Scan the data below for the string "screenshot". Show every line where it turns up.

Extracted information start

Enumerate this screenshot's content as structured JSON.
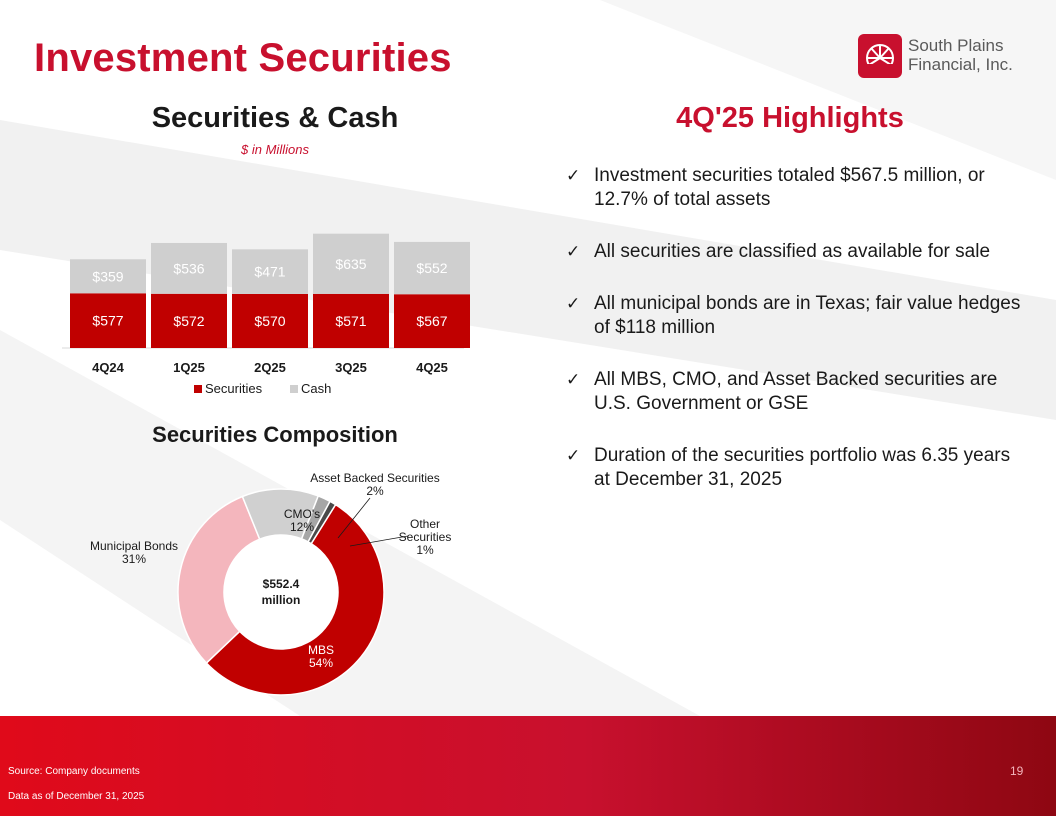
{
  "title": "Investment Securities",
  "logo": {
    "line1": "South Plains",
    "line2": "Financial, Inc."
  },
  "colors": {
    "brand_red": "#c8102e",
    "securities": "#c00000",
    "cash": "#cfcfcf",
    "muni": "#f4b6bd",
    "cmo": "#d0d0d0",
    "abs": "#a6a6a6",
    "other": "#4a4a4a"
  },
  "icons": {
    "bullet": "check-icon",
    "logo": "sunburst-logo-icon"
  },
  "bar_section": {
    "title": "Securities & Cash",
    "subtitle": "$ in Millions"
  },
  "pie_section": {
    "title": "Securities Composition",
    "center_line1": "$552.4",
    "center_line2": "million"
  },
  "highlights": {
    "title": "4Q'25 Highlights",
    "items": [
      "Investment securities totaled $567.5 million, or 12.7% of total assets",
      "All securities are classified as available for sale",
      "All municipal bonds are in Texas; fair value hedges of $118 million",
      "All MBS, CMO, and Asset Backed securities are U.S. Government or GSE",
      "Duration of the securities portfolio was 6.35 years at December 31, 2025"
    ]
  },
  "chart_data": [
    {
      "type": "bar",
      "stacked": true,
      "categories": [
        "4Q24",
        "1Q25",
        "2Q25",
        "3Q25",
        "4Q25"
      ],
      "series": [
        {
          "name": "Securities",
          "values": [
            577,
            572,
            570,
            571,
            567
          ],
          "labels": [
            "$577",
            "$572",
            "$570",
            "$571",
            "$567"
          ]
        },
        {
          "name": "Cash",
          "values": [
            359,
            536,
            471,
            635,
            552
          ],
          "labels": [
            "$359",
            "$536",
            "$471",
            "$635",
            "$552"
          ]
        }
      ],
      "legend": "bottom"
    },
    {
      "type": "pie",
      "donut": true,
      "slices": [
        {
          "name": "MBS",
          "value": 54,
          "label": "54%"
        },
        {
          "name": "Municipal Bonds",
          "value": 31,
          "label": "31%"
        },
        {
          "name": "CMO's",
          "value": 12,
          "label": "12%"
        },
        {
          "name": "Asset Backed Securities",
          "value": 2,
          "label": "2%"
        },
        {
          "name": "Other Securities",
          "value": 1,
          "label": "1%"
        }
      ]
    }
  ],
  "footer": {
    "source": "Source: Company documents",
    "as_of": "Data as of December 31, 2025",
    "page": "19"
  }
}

Extracted information end
Extracted information start

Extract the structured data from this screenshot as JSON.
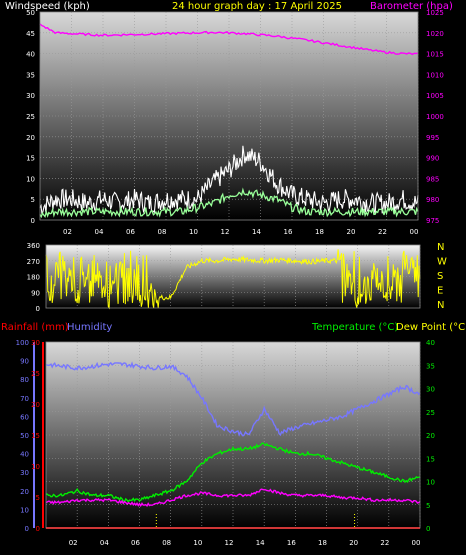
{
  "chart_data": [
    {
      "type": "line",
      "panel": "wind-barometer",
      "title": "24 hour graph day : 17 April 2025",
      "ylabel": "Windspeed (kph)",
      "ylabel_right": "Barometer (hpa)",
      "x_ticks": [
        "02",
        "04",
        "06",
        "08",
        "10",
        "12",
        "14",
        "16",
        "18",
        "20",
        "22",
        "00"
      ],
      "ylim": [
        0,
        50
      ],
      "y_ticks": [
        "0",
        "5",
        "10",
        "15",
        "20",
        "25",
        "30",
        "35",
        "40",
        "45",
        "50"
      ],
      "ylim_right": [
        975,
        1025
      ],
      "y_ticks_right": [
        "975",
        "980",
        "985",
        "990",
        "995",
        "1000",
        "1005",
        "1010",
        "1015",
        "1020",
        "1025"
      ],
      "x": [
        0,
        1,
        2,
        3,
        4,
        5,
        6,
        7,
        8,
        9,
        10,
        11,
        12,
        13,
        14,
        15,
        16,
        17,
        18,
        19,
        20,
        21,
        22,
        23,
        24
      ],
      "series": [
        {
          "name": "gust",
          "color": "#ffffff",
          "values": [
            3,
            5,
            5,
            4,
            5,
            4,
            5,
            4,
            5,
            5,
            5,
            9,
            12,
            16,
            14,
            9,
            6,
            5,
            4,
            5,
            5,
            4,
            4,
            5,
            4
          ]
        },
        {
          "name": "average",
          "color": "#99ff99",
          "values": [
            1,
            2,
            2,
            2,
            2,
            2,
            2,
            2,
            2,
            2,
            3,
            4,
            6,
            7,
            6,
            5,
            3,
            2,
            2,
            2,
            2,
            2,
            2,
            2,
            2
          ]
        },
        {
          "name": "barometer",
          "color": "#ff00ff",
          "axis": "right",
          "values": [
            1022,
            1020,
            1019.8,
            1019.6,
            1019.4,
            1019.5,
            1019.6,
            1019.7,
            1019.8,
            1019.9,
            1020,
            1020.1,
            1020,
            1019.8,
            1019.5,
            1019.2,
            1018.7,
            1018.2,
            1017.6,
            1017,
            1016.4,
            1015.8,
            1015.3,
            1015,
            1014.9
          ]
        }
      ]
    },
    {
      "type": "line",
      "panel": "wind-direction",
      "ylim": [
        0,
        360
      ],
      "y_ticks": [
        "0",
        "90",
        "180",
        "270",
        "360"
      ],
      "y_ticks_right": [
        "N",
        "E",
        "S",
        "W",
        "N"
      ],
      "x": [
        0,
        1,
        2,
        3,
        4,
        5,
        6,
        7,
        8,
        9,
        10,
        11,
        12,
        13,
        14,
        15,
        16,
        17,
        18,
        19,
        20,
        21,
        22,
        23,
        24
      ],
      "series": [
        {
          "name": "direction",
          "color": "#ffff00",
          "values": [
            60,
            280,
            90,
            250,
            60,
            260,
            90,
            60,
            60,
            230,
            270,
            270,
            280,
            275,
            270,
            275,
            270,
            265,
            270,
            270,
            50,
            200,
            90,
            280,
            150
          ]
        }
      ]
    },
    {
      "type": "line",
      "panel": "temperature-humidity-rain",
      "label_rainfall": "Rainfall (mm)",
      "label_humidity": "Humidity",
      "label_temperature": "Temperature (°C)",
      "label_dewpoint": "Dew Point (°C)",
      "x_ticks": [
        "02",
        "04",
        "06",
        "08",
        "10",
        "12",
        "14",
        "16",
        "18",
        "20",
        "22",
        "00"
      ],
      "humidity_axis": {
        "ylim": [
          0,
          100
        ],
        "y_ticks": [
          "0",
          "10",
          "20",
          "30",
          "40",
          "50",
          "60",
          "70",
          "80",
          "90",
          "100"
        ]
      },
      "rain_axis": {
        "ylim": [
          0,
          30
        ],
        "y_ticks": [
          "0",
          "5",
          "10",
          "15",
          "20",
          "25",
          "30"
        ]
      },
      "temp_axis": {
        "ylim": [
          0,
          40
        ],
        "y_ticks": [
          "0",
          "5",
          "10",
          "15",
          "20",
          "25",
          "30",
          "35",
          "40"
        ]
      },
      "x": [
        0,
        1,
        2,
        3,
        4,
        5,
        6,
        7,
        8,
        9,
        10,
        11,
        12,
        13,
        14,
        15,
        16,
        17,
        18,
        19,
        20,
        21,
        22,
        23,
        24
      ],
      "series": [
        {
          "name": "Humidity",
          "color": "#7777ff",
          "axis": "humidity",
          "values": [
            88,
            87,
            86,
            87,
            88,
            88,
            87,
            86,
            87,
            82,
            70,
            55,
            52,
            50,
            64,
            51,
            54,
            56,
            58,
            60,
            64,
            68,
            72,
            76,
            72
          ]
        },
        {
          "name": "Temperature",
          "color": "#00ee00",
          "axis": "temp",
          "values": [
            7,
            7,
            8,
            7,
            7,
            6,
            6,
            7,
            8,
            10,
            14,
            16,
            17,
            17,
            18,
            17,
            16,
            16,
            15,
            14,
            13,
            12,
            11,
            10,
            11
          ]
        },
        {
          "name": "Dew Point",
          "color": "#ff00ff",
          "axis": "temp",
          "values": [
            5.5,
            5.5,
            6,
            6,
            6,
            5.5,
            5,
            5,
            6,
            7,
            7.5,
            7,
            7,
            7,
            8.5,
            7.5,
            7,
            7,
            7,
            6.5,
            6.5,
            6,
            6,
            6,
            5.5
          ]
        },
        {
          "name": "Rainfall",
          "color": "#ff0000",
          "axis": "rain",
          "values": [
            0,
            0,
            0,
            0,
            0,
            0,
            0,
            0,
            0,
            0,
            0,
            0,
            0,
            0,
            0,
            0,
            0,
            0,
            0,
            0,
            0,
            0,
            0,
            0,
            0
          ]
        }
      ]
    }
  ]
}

Extracted information end

Finished exercise
Enumerate this screenshot's content as structured JSON.
Extract the structured data from this screenshot as JSON.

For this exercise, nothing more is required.